+++ LISTING +++
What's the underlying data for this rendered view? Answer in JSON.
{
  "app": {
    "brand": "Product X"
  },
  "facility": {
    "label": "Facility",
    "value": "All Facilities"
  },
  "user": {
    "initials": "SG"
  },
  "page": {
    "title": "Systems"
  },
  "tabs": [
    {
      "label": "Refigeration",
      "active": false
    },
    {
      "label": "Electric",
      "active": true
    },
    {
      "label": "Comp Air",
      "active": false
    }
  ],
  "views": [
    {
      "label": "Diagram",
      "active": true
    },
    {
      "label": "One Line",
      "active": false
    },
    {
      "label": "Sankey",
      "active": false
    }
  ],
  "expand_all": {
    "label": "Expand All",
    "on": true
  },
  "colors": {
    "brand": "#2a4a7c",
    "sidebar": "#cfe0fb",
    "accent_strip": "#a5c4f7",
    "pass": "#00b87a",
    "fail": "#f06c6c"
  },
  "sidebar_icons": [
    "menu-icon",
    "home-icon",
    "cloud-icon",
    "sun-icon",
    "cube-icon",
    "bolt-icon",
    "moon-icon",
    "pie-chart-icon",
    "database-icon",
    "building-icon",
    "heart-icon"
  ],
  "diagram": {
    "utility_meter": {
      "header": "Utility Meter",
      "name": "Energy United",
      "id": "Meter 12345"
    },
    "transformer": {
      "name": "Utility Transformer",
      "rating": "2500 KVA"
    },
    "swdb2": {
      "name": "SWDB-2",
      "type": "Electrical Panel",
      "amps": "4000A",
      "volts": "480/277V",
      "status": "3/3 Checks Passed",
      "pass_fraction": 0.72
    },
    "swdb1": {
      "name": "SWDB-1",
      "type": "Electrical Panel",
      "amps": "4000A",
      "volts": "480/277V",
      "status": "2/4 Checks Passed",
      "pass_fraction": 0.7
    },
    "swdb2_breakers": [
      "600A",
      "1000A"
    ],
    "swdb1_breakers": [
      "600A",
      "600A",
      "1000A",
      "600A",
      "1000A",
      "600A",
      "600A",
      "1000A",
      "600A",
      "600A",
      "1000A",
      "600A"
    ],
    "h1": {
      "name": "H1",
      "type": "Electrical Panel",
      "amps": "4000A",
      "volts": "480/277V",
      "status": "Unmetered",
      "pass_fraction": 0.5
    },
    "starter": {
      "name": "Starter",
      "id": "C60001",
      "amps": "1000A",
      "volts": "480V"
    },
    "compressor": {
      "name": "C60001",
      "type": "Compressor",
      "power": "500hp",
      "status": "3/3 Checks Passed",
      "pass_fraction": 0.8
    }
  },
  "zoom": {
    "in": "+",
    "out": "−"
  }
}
+++
> _PROMPT_: Restate the listing above word for word.

> _EXERCISE OUTPUT_:
What's the underlying data for this rendered view? Answer in JSON.
{
  "app": {
    "brand": "Product X"
  },
  "facility": {
    "label": "Facility",
    "value": "All Facilities"
  },
  "user": {
    "initials": "SG"
  },
  "page": {
    "title": "Systems"
  },
  "tabs": [
    {
      "label": "Refigeration",
      "active": false
    },
    {
      "label": "Electric",
      "active": true
    },
    {
      "label": "Comp Air",
      "active": false
    }
  ],
  "views": [
    {
      "label": "Diagram",
      "active": true
    },
    {
      "label": "One Line",
      "active": false
    },
    {
      "label": "Sankey",
      "active": false
    }
  ],
  "expand_all": {
    "label": "Expand All",
    "on": true
  },
  "colors": {
    "brand": "#2a4a7c",
    "sidebar": "#cfe0fb",
    "accent_strip": "#a5c4f7",
    "pass": "#00b87a",
    "fail": "#f06c6c"
  },
  "sidebar_icons": [
    "menu-icon",
    "home-icon",
    "cloud-icon",
    "sun-icon",
    "cube-icon",
    "bolt-icon",
    "moon-icon",
    "pie-chart-icon",
    "database-icon",
    "building-icon",
    "heart-icon"
  ],
  "diagram": {
    "utility_meter": {
      "header": "Utility Meter",
      "name": "Energy United",
      "id": "Meter 12345"
    },
    "transformer": {
      "name": "Utility Transformer",
      "rating": "2500 KVA"
    },
    "swdb2": {
      "name": "SWDB-2",
      "type": "Electrical Panel",
      "amps": "4000A",
      "volts": "480/277V",
      "status": "3/3 Checks Passed",
      "pass_fraction": 0.72
    },
    "swdb1": {
      "name": "SWDB-1",
      "type": "Electrical Panel",
      "amps": "4000A",
      "volts": "480/277V",
      "status": "2/4 Checks Passed",
      "pass_fraction": 0.7
    },
    "swdb2_breakers": [
      "600A",
      "1000A"
    ],
    "swdb1_breakers": [
      "600A",
      "600A",
      "1000A",
      "600A",
      "1000A",
      "600A",
      "600A",
      "1000A",
      "600A",
      "600A",
      "1000A",
      "600A"
    ],
    "h1": {
      "name": "H1",
      "type": "Electrical Panel",
      "amps": "4000A",
      "volts": "480/277V",
      "status": "Unmetered",
      "pass_fraction": 0.5
    },
    "starter": {
      "name": "Starter",
      "id": "C60001",
      "amps": "1000A",
      "volts": "480V"
    },
    "compressor": {
      "name": "C60001",
      "type": "Compressor",
      "power": "500hp",
      "status": "3/3 Checks Passed",
      "pass_fraction": 0.8
    }
  },
  "zoom": {
    "in": "+",
    "out": "−"
  }
}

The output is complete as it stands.